*Work to do:* Output all of the entries below precisely as written.

======== Source material

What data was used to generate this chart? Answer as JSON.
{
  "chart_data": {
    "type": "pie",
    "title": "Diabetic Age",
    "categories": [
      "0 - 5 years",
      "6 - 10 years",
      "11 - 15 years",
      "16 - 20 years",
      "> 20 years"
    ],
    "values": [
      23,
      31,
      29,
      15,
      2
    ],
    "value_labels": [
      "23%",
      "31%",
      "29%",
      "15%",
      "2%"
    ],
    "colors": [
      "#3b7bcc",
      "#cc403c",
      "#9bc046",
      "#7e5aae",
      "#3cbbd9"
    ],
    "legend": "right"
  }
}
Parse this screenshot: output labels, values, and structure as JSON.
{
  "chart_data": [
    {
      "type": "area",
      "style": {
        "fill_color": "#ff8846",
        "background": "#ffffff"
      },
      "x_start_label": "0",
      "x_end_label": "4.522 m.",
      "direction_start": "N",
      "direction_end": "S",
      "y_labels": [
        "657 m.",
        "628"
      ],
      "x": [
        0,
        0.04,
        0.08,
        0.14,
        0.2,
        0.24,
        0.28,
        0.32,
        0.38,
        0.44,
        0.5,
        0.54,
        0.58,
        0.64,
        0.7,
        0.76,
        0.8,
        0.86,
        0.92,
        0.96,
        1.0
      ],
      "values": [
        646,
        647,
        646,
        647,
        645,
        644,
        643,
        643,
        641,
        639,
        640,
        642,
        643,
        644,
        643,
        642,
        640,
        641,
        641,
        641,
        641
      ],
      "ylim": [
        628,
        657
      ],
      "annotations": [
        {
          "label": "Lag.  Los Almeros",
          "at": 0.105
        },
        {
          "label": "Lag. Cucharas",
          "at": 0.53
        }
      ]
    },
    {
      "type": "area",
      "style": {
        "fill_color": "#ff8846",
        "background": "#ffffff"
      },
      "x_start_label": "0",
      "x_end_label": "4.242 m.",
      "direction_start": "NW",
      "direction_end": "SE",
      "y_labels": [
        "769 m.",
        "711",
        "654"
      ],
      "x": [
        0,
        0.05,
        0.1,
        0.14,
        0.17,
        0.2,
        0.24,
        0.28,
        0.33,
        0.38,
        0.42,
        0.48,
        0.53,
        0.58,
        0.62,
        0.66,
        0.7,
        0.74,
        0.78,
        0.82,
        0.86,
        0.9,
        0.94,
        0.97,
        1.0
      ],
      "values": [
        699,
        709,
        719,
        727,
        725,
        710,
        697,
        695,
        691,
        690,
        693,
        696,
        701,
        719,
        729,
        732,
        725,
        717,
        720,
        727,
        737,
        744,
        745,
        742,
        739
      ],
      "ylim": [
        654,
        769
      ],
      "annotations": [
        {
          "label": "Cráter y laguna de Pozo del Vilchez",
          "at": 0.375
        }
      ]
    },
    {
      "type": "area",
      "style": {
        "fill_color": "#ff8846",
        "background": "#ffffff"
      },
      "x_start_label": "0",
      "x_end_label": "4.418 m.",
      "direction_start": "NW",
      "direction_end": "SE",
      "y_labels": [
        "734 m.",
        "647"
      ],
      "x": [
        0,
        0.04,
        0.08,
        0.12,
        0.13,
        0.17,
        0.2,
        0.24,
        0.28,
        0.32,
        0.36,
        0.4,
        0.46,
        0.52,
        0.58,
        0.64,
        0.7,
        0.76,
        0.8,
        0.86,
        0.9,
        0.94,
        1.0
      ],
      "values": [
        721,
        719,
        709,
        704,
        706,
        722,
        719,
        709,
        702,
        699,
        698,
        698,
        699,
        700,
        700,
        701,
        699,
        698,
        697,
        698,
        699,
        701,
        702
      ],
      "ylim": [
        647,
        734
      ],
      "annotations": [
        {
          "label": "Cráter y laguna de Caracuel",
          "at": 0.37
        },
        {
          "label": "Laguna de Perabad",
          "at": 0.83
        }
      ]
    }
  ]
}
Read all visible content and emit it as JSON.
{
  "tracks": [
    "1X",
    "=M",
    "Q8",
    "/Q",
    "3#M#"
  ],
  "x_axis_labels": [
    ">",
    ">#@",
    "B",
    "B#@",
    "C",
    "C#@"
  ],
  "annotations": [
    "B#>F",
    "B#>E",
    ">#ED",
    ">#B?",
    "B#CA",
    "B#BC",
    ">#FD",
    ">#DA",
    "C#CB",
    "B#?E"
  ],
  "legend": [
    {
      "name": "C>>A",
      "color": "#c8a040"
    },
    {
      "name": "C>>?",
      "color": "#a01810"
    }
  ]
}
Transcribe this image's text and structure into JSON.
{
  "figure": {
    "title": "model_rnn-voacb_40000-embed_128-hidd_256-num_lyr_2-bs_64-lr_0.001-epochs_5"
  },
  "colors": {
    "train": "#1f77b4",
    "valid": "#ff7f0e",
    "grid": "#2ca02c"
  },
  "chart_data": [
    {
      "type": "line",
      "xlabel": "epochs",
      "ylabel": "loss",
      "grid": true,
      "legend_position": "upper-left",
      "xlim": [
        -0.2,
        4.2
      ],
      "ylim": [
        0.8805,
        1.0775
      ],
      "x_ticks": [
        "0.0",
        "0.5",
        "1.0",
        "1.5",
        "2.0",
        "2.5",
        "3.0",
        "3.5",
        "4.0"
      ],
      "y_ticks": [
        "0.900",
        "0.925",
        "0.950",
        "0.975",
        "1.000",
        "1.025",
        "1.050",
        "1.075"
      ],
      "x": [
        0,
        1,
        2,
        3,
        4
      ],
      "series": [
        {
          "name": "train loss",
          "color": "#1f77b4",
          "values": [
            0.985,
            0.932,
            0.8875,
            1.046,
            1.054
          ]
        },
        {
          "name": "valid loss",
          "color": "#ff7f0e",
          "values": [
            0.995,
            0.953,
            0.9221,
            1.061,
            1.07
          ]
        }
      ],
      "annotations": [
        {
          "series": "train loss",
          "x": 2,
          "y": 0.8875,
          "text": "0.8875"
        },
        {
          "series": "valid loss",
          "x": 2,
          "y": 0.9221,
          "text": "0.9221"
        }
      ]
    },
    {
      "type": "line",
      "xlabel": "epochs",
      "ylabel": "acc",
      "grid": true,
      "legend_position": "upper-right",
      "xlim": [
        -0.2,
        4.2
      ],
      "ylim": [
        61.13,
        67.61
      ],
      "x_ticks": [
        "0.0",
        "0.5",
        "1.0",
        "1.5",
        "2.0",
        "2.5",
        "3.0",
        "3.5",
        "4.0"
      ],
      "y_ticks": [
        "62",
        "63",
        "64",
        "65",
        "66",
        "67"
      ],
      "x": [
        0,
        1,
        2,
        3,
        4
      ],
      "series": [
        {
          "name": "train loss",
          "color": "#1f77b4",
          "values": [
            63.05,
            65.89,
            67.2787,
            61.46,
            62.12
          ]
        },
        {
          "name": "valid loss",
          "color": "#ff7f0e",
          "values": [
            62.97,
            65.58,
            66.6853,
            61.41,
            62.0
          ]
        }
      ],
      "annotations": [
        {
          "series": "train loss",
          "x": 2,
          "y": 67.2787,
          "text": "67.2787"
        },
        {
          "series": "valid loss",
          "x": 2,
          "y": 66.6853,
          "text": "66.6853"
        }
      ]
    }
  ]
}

================

*Result of this exercise:*
What data was used to generate this chart? Answer as JSON.
{
  "chart_data": {
    "type": "pie",
    "title": "Diabetic Age",
    "categories": [
      "0 - 5 years",
      "6 - 10 years",
      "11 - 15 years",
      "16 - 20 years",
      "> 20 years"
    ],
    "values": [
      23,
      31,
      29,
      15,
      2
    ],
    "value_labels": [
      "23%",
      "31%",
      "29%",
      "15%",
      "2%"
    ],
    "colors": [
      "#3b7bcc",
      "#cc403c",
      "#9bc046",
      "#7e5aae",
      "#3cbbd9"
    ],
    "legend": "right"
  }
}
Parse this screenshot: output labels, values, and structure as JSON.
{
  "chart_data": [
    {
      "type": "area",
      "style": {
        "fill_color": "#ff8846",
        "background": "#ffffff"
      },
      "x_start_label": "0",
      "x_end_label": "4.522 m.",
      "direction_start": "N",
      "direction_end": "S",
      "y_labels": [
        "657 m.",
        "628"
      ],
      "x": [
        0,
        0.04,
        0.08,
        0.14,
        0.2,
        0.24,
        0.28,
        0.32,
        0.38,
        0.44,
        0.5,
        0.54,
        0.58,
        0.64,
        0.7,
        0.76,
        0.8,
        0.86,
        0.92,
        0.96,
        1.0
      ],
      "values": [
        646,
        647,
        646,
        647,
        645,
        644,
        643,
        643,
        641,
        639,
        640,
        642,
        643,
        644,
        643,
        642,
        640,
        641,
        641,
        641,
        641
      ],
      "ylim": [
        628,
        657
      ],
      "annotations": [
        {
          "label": "Lag.  Los Almeros",
          "at": 0.105
        },
        {
          "label": "Lag. Cucharas",
          "at": 0.53
        }
      ]
    },
    {
      "type": "area",
      "style": {
        "fill_color": "#ff8846",
        "background": "#ffffff"
      },
      "x_start_label": "0",
      "x_end_label": "4.242 m.",
      "direction_start": "NW",
      "direction_end": "SE",
      "y_labels": [
        "769 m.",
        "711",
        "654"
      ],
      "x": [
        0,
        0.05,
        0.1,
        0.14,
        0.17,
        0.2,
        0.24,
        0.28,
        0.33,
        0.38,
        0.42,
        0.48,
        0.53,
        0.58,
        0.62,
        0.66,
        0.7,
        0.74,
        0.78,
        0.82,
        0.86,
        0.9,
        0.94,
        0.97,
        1.0
      ],
      "values": [
        699,
        709,
        719,
        727,
        725,
        710,
        697,
        695,
        691,
        690,
        693,
        696,
        701,
        719,
        729,
        732,
        725,
        717,
        720,
        727,
        737,
        744,
        745,
        742,
        739
      ],
      "ylim": [
        654,
        769
      ],
      "annotations": [
        {
          "label": "Cráter y laguna de Pozo del Vilchez",
          "at": 0.375
        }
      ]
    },
    {
      "type": "area",
      "style": {
        "fill_color": "#ff8846",
        "background": "#ffffff"
      },
      "x_start_label": "0",
      "x_end_label": "4.418 m.",
      "direction_start": "NW",
      "direction_end": "SE",
      "y_labels": [
        "734 m.",
        "647"
      ],
      "x": [
        0,
        0.04,
        0.08,
        0.12,
        0.13,
        0.17,
        0.2,
        0.24,
        0.28,
        0.32,
        0.36,
        0.4,
        0.46,
        0.52,
        0.58,
        0.64,
        0.7,
        0.76,
        0.8,
        0.86,
        0.9,
        0.94,
        1.0
      ],
      "values": [
        721,
        719,
        709,
        704,
        706,
        722,
        719,
        709,
        702,
        699,
        698,
        698,
        699,
        700,
        700,
        701,
        699,
        698,
        697,
        698,
        699,
        701,
        702
      ],
      "ylim": [
        647,
        734
      ],
      "annotations": [
        {
          "label": "Cráter y laguna de Caracuel",
          "at": 0.37
        },
        {
          "label": "Laguna de Perabad",
          "at": 0.83
        }
      ]
    }
  ]
}
Read all visible content and emit it as JSON.
{
  "tracks": [
    "1X",
    "=M",
    "Q8",
    "/Q",
    "3#M#"
  ],
  "x_axis_labels": [
    ">",
    ">#@",
    "B",
    "B#@",
    "C",
    "C#@"
  ],
  "annotations": [
    "B#>F",
    "B#>E",
    ">#ED",
    ">#B?",
    "B#CA",
    "B#BC",
    ">#FD",
    ">#DA",
    "C#CB",
    "B#?E"
  ],
  "legend": [
    {
      "name": "C>>A",
      "color": "#c8a040"
    },
    {
      "name": "C>>?",
      "color": "#a01810"
    }
  ]
}
Transcribe this image's text and structure into JSON.
{
  "figure": {
    "title": "model_rnn-voacb_40000-embed_128-hidd_256-num_lyr_2-bs_64-lr_0.001-epochs_5"
  },
  "colors": {
    "train": "#1f77b4",
    "valid": "#ff7f0e",
    "grid": "#2ca02c"
  },
  "chart_data": [
    {
      "type": "line",
      "xlabel": "epochs",
      "ylabel": "loss",
      "grid": true,
      "legend_position": "upper-left",
      "xlim": [
        -0.2,
        4.2
      ],
      "ylim": [
        0.8805,
        1.0775
      ],
      "x_ticks": [
        "0.0",
        "0.5",
        "1.0",
        "1.5",
        "2.0",
        "2.5",
        "3.0",
        "3.5",
        "4.0"
      ],
      "y_ticks": [
        "0.900",
        "0.925",
        "0.950",
        "0.975",
        "1.000",
        "1.025",
        "1.050",
        "1.075"
      ],
      "x": [
        0,
        1,
        2,
        3,
        4
      ],
      "series": [
        {
          "name": "train loss",
          "color": "#1f77b4",
          "values": [
            0.985,
            0.932,
            0.8875,
            1.046,
            1.054
          ]
        },
        {
          "name": "valid loss",
          "color": "#ff7f0e",
          "values": [
            0.995,
            0.953,
            0.9221,
            1.061,
            1.07
          ]
        }
      ],
      "annotations": [
        {
          "series": "train loss",
          "x": 2,
          "y": 0.8875,
          "text": "0.8875"
        },
        {
          "series": "valid loss",
          "x": 2,
          "y": 0.9221,
          "text": "0.9221"
        }
      ]
    },
    {
      "type": "line",
      "xlabel": "epochs",
      "ylabel": "acc",
      "grid": true,
      "legend_position": "upper-right",
      "xlim": [
        -0.2,
        4.2
      ],
      "ylim": [
        61.13,
        67.61
      ],
      "x_ticks": [
        "0.0",
        "0.5",
        "1.0",
        "1.5",
        "2.0",
        "2.5",
        "3.0",
        "3.5",
        "4.0"
      ],
      "y_ticks": [
        "62",
        "63",
        "64",
        "65",
        "66",
        "67"
      ],
      "x": [
        0,
        1,
        2,
        3,
        4
      ],
      "series": [
        {
          "name": "train loss",
          "color": "#1f77b4",
          "values": [
            63.05,
            65.89,
            67.2787,
            61.46,
            62.12
          ]
        },
        {
          "name": "valid loss",
          "color": "#ff7f0e",
          "values": [
            62.97,
            65.58,
            66.6853,
            61.41,
            62.0
          ]
        }
      ],
      "annotations": [
        {
          "series": "train loss",
          "x": 2,
          "y": 67.2787,
          "text": "67.2787"
        },
        {
          "series": "valid loss",
          "x": 2,
          "y": 66.6853,
          "text": "66.6853"
        }
      ]
    }
  ]
}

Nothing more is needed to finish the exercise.